Treść zadania: Według symulacji opisanej we fragmencie strony, ile osób zginęłoby w wyniku eksplozji w ścisłym centrum Warszawy?

Fragment strony:
--- --- ---
Z symulacji (korzystałem z symulatora “Nukemap” na stronie nuclearsecrecy.com) wynika, że eksplozja w ścisłym centrum Warszawy uśmierciłaby 80 tysięcy osób, kolejne 100 tysięcy odniosłoby obrażenia. Stolica Polski ma dość luźną zabudowę - taki wybuch w znacznie gęściej zabudowanym Paryżu spowodowałby już ponad 225 tysięcy ofiar śmiertelnych i ponad pół miliona rannych.
W promieniu około 4,5 km fala uderzeniowa takiego wybuchu o sile 20 kiloton wywołałaby już niewielkie uszkodzenia (choć nadal wybijałaby szyby w oknach, a ich odłamki raniły).
--- --- ---
(Rekordy)
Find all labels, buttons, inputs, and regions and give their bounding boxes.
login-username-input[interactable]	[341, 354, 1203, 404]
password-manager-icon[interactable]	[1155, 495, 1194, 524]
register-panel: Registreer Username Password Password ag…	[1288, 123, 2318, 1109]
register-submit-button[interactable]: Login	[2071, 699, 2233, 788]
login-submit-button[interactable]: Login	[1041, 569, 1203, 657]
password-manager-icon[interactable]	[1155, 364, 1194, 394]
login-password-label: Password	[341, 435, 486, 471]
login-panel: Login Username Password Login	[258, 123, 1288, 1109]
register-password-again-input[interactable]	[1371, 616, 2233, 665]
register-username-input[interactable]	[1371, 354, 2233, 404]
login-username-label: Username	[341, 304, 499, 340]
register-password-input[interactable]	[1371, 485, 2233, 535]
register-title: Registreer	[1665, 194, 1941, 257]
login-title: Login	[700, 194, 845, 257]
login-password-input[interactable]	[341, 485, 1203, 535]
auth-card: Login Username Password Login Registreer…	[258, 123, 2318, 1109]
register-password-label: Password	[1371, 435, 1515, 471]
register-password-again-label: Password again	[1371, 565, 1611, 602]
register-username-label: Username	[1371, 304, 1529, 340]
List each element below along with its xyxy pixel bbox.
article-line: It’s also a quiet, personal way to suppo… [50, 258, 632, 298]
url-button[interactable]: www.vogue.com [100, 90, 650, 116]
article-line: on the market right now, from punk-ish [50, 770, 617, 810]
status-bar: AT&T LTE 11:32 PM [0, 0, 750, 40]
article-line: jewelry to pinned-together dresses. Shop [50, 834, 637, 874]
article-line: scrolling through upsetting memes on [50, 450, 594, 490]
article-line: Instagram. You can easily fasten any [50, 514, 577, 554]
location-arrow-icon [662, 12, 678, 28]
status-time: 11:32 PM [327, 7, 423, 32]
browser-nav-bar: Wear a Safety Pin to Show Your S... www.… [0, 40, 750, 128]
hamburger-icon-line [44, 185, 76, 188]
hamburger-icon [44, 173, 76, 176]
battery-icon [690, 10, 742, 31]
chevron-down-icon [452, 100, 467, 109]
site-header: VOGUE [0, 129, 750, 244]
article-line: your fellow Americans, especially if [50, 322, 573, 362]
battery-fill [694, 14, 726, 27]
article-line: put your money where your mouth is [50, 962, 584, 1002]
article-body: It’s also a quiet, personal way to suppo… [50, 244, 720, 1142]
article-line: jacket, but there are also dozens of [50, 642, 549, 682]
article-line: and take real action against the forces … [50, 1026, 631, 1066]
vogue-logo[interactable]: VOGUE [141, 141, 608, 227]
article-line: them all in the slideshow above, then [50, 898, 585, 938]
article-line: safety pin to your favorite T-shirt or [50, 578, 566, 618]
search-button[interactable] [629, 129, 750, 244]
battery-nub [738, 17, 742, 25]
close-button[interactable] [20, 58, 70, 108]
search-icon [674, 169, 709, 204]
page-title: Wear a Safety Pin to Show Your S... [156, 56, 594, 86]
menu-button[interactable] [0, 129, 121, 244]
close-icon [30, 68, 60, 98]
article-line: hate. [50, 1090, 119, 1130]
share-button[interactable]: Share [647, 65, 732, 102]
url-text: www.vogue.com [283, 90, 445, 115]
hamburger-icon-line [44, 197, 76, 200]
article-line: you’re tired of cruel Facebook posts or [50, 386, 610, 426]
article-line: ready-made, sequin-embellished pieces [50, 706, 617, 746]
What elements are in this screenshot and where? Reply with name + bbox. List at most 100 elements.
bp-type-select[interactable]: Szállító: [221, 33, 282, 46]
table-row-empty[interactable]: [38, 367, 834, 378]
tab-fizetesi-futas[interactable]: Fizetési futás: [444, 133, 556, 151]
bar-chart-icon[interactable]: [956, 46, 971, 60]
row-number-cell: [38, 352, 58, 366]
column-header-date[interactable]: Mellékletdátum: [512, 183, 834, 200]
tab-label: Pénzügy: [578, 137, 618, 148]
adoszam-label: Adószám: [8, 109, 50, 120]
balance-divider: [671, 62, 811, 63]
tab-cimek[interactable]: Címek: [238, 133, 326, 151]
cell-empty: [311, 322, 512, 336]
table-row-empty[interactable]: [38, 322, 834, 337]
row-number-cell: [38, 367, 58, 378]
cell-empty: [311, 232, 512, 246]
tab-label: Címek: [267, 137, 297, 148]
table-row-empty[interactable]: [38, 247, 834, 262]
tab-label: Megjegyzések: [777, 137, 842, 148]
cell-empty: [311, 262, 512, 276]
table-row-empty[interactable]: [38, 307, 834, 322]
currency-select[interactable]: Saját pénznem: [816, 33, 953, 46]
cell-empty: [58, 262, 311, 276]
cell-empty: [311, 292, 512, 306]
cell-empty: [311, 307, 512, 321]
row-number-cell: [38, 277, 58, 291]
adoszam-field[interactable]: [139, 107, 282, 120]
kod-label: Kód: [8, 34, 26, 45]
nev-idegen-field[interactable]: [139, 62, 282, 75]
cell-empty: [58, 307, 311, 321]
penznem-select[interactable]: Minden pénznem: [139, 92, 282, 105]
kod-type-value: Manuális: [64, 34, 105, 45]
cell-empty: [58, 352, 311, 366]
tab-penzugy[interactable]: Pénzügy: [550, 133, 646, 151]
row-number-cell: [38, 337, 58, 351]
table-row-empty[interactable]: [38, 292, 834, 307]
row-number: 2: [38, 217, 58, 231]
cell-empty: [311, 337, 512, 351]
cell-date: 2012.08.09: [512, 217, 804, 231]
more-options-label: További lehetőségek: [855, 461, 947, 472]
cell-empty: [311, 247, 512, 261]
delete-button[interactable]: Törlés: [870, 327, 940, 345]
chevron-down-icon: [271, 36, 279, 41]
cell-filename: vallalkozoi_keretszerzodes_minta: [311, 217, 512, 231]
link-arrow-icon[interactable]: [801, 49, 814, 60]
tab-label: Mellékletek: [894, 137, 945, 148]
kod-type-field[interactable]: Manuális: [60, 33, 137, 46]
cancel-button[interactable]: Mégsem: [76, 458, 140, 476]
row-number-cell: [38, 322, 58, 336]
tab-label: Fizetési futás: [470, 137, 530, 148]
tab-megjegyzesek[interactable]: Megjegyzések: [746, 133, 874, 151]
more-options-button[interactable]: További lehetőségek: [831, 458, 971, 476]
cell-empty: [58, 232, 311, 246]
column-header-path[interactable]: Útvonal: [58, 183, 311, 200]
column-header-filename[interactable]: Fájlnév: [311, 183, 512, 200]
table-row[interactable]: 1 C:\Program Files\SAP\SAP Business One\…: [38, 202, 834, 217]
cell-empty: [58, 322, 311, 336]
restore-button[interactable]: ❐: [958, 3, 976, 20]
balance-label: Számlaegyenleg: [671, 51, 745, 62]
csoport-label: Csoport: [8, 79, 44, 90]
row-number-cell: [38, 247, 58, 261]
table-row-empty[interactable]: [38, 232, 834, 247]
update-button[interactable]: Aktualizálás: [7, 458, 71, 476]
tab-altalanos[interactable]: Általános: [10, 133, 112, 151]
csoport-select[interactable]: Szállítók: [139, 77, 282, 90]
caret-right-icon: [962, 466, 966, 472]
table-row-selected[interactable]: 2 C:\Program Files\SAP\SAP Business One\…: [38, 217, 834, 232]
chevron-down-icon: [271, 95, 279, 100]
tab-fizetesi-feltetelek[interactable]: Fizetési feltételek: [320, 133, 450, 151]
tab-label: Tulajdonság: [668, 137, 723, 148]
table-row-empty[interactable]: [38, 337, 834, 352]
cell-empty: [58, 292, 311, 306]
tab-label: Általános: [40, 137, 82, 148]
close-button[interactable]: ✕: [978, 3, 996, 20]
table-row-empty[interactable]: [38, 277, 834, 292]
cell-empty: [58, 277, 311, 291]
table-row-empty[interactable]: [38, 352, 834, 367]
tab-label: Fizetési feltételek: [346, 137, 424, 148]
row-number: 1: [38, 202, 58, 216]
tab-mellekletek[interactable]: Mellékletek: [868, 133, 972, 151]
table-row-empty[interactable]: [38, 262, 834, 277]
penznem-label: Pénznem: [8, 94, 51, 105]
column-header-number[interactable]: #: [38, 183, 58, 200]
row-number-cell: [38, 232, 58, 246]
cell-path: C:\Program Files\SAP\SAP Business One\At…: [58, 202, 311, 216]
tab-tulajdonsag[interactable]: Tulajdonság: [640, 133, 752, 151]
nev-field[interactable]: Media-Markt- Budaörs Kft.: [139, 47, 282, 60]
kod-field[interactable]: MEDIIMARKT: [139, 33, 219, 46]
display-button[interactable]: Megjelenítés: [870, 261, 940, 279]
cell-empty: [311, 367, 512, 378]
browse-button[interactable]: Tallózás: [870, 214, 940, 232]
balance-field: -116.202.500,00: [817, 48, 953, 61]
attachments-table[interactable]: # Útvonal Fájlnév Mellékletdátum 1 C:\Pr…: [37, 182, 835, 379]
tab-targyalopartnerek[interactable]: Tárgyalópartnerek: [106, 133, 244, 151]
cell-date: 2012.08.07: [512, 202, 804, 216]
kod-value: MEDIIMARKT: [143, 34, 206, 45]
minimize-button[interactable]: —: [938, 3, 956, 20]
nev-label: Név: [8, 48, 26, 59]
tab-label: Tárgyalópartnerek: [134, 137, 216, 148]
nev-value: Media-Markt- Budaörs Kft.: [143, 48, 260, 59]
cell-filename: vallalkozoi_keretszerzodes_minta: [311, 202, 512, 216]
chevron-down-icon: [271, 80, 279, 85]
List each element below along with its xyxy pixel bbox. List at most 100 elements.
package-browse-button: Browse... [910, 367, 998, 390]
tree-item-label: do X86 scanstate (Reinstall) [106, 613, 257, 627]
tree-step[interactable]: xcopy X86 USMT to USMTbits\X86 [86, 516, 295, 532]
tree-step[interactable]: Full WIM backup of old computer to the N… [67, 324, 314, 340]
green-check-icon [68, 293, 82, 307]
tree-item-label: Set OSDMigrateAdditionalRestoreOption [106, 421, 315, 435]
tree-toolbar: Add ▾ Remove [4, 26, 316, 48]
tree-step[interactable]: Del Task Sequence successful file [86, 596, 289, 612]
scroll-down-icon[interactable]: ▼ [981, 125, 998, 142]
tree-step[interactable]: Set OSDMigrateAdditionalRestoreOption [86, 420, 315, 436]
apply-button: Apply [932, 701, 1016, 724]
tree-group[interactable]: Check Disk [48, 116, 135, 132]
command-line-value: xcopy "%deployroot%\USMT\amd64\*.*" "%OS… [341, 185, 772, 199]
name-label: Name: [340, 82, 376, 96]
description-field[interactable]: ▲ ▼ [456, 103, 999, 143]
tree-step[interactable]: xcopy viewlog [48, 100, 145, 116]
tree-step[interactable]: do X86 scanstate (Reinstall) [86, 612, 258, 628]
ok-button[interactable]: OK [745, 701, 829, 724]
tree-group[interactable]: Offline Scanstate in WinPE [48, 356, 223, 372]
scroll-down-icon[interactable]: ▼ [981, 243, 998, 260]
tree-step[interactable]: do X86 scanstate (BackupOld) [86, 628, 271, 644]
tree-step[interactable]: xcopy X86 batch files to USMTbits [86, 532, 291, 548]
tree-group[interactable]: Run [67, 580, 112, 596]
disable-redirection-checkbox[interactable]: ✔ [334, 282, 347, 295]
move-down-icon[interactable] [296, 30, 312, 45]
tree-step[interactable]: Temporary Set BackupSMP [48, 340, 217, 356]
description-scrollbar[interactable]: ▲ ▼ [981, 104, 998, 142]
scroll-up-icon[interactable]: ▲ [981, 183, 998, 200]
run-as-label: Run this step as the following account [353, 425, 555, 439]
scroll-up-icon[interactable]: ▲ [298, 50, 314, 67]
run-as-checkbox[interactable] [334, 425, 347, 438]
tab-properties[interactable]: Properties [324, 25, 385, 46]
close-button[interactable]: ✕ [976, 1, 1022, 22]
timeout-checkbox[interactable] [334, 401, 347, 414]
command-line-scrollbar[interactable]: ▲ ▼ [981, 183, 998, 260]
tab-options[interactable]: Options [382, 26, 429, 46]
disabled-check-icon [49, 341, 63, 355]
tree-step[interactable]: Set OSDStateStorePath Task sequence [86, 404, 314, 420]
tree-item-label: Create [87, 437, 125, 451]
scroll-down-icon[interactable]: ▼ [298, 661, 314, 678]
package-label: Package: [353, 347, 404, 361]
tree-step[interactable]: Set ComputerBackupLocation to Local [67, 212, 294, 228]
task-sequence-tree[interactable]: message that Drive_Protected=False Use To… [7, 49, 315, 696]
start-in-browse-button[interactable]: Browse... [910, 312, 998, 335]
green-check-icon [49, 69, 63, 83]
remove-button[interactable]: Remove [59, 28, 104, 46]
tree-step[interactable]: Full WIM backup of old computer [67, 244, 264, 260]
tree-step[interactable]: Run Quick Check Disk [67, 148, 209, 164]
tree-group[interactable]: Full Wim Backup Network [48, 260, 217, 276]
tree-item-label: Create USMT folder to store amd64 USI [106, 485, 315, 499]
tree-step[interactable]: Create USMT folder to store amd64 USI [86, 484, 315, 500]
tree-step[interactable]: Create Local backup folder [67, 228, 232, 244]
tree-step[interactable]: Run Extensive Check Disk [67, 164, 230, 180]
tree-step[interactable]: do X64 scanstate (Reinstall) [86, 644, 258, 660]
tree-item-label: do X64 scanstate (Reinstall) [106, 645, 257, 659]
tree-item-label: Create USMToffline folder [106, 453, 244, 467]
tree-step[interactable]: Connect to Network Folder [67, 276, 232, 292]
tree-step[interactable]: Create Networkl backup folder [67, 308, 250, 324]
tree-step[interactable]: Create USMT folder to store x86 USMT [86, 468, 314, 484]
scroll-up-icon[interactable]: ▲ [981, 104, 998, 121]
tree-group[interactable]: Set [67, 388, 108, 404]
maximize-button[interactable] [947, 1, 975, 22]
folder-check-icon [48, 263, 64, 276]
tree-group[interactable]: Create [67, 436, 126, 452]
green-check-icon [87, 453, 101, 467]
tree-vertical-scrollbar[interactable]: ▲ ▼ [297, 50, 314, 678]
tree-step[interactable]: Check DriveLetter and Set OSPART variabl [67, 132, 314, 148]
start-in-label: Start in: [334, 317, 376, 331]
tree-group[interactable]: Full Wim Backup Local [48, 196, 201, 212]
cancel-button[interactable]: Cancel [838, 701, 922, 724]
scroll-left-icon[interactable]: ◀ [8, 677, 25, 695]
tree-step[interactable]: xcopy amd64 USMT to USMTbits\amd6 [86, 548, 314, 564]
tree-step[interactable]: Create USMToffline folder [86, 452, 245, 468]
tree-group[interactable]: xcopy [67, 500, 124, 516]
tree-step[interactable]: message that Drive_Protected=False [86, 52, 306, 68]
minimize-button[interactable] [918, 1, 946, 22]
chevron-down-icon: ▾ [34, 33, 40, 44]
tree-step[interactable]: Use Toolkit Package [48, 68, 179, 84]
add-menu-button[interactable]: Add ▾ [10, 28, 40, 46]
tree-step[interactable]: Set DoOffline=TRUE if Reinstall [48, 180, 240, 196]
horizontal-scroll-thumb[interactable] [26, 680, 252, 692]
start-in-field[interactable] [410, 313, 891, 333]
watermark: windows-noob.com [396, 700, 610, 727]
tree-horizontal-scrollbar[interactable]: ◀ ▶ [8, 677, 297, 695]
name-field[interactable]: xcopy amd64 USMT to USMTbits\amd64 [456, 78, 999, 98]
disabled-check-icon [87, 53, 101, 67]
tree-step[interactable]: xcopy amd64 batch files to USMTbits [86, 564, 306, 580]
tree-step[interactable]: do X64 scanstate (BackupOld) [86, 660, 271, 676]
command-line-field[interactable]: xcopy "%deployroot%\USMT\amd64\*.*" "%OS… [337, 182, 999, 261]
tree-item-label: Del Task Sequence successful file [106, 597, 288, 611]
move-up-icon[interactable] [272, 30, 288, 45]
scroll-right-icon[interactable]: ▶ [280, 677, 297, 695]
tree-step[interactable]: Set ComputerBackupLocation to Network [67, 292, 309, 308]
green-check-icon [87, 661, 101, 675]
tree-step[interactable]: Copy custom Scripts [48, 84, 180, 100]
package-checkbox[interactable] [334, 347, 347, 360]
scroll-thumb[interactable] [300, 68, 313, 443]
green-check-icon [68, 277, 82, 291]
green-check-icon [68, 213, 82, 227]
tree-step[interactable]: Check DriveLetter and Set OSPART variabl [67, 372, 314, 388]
--- --- ---
Odpowiedź do ćwiczenia: 80 tysięcy osób.